**OBJECTIVE:** Write out, precisely and in full, each line of the material.

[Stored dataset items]
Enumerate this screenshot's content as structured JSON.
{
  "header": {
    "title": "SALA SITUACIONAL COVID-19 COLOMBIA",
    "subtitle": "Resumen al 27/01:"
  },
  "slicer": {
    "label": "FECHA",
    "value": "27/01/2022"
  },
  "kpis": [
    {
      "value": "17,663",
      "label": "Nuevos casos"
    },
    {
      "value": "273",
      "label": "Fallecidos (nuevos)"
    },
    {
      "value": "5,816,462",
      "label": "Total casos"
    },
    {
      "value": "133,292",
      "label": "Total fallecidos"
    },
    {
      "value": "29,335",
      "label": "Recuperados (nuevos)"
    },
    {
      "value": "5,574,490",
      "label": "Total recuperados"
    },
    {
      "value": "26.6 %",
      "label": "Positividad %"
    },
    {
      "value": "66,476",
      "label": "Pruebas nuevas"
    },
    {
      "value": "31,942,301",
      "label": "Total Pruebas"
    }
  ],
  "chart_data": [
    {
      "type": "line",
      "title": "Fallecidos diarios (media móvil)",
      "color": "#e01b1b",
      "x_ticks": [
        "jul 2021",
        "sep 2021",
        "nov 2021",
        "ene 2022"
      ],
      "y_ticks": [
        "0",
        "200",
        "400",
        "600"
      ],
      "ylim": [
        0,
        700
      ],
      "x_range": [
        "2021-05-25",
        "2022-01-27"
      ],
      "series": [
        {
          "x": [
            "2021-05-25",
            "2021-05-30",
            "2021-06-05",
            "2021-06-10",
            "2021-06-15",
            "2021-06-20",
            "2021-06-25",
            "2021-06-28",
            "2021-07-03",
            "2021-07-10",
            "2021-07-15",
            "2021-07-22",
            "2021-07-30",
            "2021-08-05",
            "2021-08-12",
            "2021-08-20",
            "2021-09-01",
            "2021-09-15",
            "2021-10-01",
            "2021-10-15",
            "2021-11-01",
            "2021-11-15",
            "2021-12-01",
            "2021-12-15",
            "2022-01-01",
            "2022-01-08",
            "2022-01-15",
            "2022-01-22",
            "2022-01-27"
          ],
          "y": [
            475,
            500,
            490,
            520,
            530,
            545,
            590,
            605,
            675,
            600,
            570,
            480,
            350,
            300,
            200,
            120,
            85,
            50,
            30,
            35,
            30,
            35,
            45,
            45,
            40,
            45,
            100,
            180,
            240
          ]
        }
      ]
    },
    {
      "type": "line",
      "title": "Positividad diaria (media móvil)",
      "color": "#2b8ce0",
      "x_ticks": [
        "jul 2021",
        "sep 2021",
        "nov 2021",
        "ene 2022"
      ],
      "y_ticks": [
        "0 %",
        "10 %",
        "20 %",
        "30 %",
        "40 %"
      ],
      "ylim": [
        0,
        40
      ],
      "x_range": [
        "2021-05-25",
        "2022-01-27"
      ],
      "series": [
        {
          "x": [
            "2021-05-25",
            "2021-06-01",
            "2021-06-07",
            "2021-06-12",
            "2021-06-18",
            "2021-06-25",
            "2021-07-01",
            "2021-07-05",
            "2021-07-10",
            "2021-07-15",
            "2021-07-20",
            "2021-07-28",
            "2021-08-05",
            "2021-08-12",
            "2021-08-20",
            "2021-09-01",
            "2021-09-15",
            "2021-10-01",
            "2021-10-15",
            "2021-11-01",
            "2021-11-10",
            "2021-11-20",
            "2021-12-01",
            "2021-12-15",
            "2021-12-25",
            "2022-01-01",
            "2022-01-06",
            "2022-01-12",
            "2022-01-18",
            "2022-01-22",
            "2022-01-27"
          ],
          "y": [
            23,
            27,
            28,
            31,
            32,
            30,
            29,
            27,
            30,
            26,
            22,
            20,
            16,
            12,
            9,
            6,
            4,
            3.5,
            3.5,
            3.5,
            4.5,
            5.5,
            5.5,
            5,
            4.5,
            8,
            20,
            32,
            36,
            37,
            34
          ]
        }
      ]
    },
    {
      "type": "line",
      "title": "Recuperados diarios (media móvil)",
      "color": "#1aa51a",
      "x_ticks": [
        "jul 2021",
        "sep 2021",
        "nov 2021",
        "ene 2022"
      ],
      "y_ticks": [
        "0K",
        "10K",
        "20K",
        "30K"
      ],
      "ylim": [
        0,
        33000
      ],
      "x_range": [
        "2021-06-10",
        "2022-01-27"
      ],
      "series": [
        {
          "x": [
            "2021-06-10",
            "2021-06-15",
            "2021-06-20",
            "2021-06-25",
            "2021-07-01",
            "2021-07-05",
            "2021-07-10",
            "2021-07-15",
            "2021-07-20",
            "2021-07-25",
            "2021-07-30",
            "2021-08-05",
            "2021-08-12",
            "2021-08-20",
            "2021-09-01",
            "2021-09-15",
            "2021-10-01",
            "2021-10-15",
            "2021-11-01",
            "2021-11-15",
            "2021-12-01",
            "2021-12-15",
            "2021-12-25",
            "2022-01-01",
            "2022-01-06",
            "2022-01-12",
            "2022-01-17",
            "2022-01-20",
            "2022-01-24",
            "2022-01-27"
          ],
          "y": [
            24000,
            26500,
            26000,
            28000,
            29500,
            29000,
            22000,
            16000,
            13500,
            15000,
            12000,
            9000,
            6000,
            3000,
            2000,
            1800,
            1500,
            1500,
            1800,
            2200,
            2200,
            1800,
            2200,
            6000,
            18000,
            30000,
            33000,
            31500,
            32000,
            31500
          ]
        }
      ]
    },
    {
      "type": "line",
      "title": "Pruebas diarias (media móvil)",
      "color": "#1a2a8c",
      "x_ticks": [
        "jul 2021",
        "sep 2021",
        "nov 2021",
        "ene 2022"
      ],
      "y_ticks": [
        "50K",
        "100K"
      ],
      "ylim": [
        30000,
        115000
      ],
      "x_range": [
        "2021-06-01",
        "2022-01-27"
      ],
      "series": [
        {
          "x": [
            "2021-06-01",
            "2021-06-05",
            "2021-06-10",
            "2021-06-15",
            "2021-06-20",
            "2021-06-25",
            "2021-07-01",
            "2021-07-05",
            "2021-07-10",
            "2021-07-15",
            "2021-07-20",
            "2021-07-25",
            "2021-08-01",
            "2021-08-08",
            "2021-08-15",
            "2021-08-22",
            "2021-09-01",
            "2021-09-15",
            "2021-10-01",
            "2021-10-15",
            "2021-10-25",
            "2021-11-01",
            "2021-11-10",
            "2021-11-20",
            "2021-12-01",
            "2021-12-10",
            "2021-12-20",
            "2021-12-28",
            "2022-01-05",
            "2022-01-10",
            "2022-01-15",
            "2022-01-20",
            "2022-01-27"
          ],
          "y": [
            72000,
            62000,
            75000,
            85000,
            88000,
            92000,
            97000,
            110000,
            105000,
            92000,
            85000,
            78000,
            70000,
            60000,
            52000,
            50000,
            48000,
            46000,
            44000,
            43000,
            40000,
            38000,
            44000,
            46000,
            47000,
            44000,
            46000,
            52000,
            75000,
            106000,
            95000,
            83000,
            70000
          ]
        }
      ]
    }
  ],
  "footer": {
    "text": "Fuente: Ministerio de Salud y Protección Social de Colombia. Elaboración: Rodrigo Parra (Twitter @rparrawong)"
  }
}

**SOLUTION TO THE PROBLEM:**
Enumerate this screenshot's content as structured JSON.
{
  "header": {
    "title": "SALA SITUACIONAL COVID-19 COLOMBIA",
    "subtitle": "Resumen al 27/01:"
  },
  "slicer": {
    "label": "FECHA",
    "value": "27/01/2022"
  },
  "kpis": [
    {
      "value": "17,663",
      "label": "Nuevos casos"
    },
    {
      "value": "273",
      "label": "Fallecidos (nuevos)"
    },
    {
      "value": "5,816,462",
      "label": "Total casos"
    },
    {
      "value": "133,292",
      "label": "Total fallecidos"
    },
    {
      "value": "29,335",
      "label": "Recuperados (nuevos)"
    },
    {
      "value": "5,574,490",
      "label": "Total recuperados"
    },
    {
      "value": "26.6 %",
      "label": "Positividad %"
    },
    {
      "value": "66,476",
      "label": "Pruebas nuevas"
    },
    {
      "value": "31,942,301",
      "label": "Total Pruebas"
    }
  ],
  "chart_data": [
    {
      "type": "line",
      "title": "Fallecidos diarios (media móvil)",
      "color": "#e01b1b",
      "x_ticks": [
        "jul 2021",
        "sep 2021",
        "nov 2021",
        "ene 2022"
      ],
      "y_ticks": [
        "0",
        "200",
        "400",
        "600"
      ],
      "ylim": [
        0,
        700
      ],
      "x_range": [
        "2021-05-25",
        "2022-01-27"
      ],
      "series": [
        {
          "x": [
            "2021-05-25",
            "2021-05-30",
            "2021-06-05",
            "2021-06-10",
            "2021-06-15",
            "2021-06-20",
            "2021-06-25",
            "2021-06-28",
            "2021-07-03",
            "2021-07-10",
            "2021-07-15",
            "2021-07-22",
            "2021-07-30",
            "2021-08-05",
            "2021-08-12",
            "2021-08-20",
            "2021-09-01",
            "2021-09-15",
            "2021-10-01",
            "2021-10-15",
            "2021-11-01",
            "2021-11-15",
            "2021-12-01",
            "2021-12-15",
            "2022-01-01",
            "2022-01-08",
            "2022-01-15",
            "2022-01-22",
            "2022-01-27"
          ],
          "y": [
            475,
            500,
            490,
            520,
            530,
            545,
            590,
            605,
            675,
            600,
            570,
            480,
            350,
            300,
            200,
            120,
            85,
            50,
            30,
            35,
            30,
            35,
            45,
            45,
            40,
            45,
            100,
            180,
            240
          ]
        }
      ]
    },
    {
      "type": "line",
      "title": "Positividad diaria (media móvil)",
      "color": "#2b8ce0",
      "x_ticks": [
        "jul 2021",
        "sep 2021",
        "nov 2021",
        "ene 2022"
      ],
      "y_ticks": [
        "0 %",
        "10 %",
        "20 %",
        "30 %",
        "40 %"
      ],
      "ylim": [
        0,
        40
      ],
      "x_range": [
        "2021-05-25",
        "2022-01-27"
      ],
      "series": [
        {
          "x": [
            "2021-05-25",
            "2021-06-01",
            "2021-06-07",
            "2021-06-12",
            "2021-06-18",
            "2021-06-25",
            "2021-07-01",
            "2021-07-05",
            "2021-07-10",
            "2021-07-15",
            "2021-07-20",
            "2021-07-28",
            "2021-08-05",
            "2021-08-12",
            "2021-08-20",
            "2021-09-01",
            "2021-09-15",
            "2021-10-01",
            "2021-10-15",
            "2021-11-01",
            "2021-11-10",
            "2021-11-20",
            "2021-12-01",
            "2021-12-15",
            "2021-12-25",
            "2022-01-01",
            "2022-01-06",
            "2022-01-12",
            "2022-01-18",
            "2022-01-22",
            "2022-01-27"
          ],
          "y": [
            23,
            27,
            28,
            31,
            32,
            30,
            29,
            27,
            30,
            26,
            22,
            20,
            16,
            12,
            9,
            6,
            4,
            3.5,
            3.5,
            3.5,
            4.5,
            5.5,
            5.5,
            5,
            4.5,
            8,
            20,
            32,
            36,
            37,
            34
          ]
        }
      ]
    },
    {
      "type": "line",
      "title": "Recuperados diarios (media móvil)",
      "color": "#1aa51a",
      "x_ticks": [
        "jul 2021",
        "sep 2021",
        "nov 2021",
        "ene 2022"
      ],
      "y_ticks": [
        "0K",
        "10K",
        "20K",
        "30K"
      ],
      "ylim": [
        0,
        33000
      ],
      "x_range": [
        "2021-06-10",
        "2022-01-27"
      ],
      "series": [
        {
          "x": [
            "2021-06-10",
            "2021-06-15",
            "2021-06-20",
            "2021-06-25",
            "2021-07-01",
            "2021-07-05",
            "2021-07-10",
            "2021-07-15",
            "2021-07-20",
            "2021-07-25",
            "2021-07-30",
            "2021-08-05",
            "2021-08-12",
            "2021-08-20",
            "2021-09-01",
            "2021-09-15",
            "2021-10-01",
            "2021-10-15",
            "2021-11-01",
            "2021-11-15",
            "2021-12-01",
            "2021-12-15",
            "2021-12-25",
            "2022-01-01",
            "2022-01-06",
            "2022-01-12",
            "2022-01-17",
            "2022-01-20",
            "2022-01-24",
            "2022-01-27"
          ],
          "y": [
            24000,
            26500,
            26000,
            28000,
            29500,
            29000,
            22000,
            16000,
            13500,
            15000,
            12000,
            9000,
            6000,
            3000,
            2000,
            1800,
            1500,
            1500,
            1800,
            2200,
            2200,
            1800,
            2200,
            6000,
            18000,
            30000,
            33000,
            31500,
            32000,
            31500
          ]
        }
      ]
    },
    {
      "type": "line",
      "title": "Pruebas diarias (media móvil)",
      "color": "#1a2a8c",
      "x_ticks": [
        "jul 2021",
        "sep 2021",
        "nov 2021",
        "ene 2022"
      ],
      "y_ticks": [
        "50K",
        "100K"
      ],
      "ylim": [
        30000,
        115000
      ],
      "x_range": [
        "2021-06-01",
        "2022-01-27"
      ],
      "series": [
        {
          "x": [
            "2021-06-01",
            "2021-06-05",
            "2021-06-10",
            "2021-06-15",
            "2021-06-20",
            "2021-06-25",
            "2021-07-01",
            "2021-07-05",
            "2021-07-10",
            "2021-07-15",
            "2021-07-20",
            "2021-07-25",
            "2021-08-01",
            "2021-08-08",
            "2021-08-15",
            "2021-08-22",
            "2021-09-01",
            "2021-09-15",
            "2021-10-01",
            "2021-10-15",
            "2021-10-25",
            "2021-11-01",
            "2021-11-10",
            "2021-11-20",
            "2021-12-01",
            "2021-12-10",
            "2021-12-20",
            "2021-12-28",
            "2022-01-05",
            "2022-01-10",
            "2022-01-15",
            "2022-01-20",
            "2022-01-27"
          ],
          "y": [
            72000,
            62000,
            75000,
            85000,
            88000,
            92000,
            97000,
            110000,
            105000,
            92000,
            85000,
            78000,
            70000,
            60000,
            52000,
            50000,
            48000,
            46000,
            44000,
            43000,
            40000,
            38000,
            44000,
            46000,
            47000,
            44000,
            46000,
            52000,
            75000,
            106000,
            95000,
            83000,
            70000
          ]
        }
      ]
    }
  ],
  "footer": {
    "text": "Fuente: Ministerio de Salud y Protección Social de Colombia. Elaboración: Rodrigo Parra (Twitter @rparrawong)"
  }
}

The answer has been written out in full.